▶ WHAT TO WORK ON
Reply with one number: the count of lines in the listing that contain the string "name".

(Chart and figure data)
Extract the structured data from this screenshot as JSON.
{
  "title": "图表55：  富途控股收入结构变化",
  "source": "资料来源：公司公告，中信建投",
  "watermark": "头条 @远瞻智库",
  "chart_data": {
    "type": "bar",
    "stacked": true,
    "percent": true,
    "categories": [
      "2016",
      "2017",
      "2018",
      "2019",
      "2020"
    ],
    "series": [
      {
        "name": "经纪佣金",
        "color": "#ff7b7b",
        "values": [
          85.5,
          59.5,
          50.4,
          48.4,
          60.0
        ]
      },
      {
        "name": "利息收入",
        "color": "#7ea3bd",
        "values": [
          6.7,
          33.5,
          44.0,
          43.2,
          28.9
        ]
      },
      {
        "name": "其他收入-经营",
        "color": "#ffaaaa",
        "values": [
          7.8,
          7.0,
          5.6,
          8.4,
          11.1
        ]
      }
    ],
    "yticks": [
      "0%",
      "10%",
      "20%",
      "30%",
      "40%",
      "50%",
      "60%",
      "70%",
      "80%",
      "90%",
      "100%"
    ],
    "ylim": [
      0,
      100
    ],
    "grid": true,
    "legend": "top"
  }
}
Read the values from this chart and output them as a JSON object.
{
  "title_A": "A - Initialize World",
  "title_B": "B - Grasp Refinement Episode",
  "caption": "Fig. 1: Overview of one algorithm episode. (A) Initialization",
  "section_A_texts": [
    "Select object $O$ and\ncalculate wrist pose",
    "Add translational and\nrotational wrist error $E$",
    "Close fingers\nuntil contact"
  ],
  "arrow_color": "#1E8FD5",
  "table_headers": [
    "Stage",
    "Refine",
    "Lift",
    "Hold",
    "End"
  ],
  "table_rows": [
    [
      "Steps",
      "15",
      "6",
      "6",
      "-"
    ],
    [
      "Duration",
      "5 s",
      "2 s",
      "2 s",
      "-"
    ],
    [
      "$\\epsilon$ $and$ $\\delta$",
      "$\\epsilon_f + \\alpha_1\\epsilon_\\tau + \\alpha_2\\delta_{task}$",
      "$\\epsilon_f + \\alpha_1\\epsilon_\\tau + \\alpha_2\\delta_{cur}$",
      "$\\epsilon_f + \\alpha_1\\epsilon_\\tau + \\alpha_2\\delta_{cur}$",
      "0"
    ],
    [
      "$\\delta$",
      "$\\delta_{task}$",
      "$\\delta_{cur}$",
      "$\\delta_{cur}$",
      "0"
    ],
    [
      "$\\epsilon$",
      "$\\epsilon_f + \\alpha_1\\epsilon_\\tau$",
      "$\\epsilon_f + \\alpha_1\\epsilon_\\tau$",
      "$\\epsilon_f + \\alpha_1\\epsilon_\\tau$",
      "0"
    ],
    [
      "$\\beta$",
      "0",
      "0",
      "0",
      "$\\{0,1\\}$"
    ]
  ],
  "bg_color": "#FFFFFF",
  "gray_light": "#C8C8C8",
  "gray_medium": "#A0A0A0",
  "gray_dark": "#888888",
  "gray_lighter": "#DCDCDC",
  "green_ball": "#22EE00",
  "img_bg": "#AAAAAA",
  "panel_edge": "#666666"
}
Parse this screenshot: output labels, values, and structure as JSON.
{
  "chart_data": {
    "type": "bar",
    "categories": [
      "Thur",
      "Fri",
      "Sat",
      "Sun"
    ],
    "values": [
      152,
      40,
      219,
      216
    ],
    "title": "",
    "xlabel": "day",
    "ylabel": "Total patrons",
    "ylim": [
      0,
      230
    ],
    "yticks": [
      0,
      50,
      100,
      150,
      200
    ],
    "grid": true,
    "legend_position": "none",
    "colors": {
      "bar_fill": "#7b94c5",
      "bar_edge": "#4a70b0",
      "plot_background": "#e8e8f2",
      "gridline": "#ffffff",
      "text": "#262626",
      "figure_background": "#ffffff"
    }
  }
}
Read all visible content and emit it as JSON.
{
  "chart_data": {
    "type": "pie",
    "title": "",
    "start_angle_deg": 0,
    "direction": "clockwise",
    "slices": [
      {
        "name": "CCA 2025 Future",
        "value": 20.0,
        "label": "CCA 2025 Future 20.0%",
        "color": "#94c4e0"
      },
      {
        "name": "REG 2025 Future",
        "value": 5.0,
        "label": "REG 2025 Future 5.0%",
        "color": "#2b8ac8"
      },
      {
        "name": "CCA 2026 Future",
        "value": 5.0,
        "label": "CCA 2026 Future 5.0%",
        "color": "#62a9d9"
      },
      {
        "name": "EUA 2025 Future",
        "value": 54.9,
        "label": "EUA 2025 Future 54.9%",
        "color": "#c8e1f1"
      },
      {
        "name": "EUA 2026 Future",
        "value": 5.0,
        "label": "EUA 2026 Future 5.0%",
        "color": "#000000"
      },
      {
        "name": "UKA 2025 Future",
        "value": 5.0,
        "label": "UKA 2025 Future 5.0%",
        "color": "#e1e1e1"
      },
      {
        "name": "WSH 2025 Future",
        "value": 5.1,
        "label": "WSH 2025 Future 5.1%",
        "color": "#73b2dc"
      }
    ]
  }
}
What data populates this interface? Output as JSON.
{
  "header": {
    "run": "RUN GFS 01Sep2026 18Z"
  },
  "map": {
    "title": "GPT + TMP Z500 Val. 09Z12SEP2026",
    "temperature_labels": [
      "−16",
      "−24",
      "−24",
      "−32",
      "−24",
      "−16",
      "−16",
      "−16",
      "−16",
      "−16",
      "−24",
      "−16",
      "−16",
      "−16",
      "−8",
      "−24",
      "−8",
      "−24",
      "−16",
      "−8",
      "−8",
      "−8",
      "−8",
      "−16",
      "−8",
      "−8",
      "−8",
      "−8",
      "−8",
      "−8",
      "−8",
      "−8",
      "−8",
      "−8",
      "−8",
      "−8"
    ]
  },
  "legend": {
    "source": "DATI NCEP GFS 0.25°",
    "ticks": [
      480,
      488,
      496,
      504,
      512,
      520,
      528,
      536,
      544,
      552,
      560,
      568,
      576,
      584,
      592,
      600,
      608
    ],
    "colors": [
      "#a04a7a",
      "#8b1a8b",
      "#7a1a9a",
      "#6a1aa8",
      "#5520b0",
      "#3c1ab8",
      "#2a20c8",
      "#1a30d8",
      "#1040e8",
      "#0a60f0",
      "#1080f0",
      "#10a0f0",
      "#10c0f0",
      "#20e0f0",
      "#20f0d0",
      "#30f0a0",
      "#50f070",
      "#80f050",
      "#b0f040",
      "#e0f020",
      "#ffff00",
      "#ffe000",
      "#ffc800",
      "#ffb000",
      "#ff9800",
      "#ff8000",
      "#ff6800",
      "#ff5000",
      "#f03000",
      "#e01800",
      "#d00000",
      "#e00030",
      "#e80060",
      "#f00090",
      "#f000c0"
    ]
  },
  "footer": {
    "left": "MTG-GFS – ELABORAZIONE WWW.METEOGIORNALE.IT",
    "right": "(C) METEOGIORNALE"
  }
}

▶ EXERCISE RESPONSE
10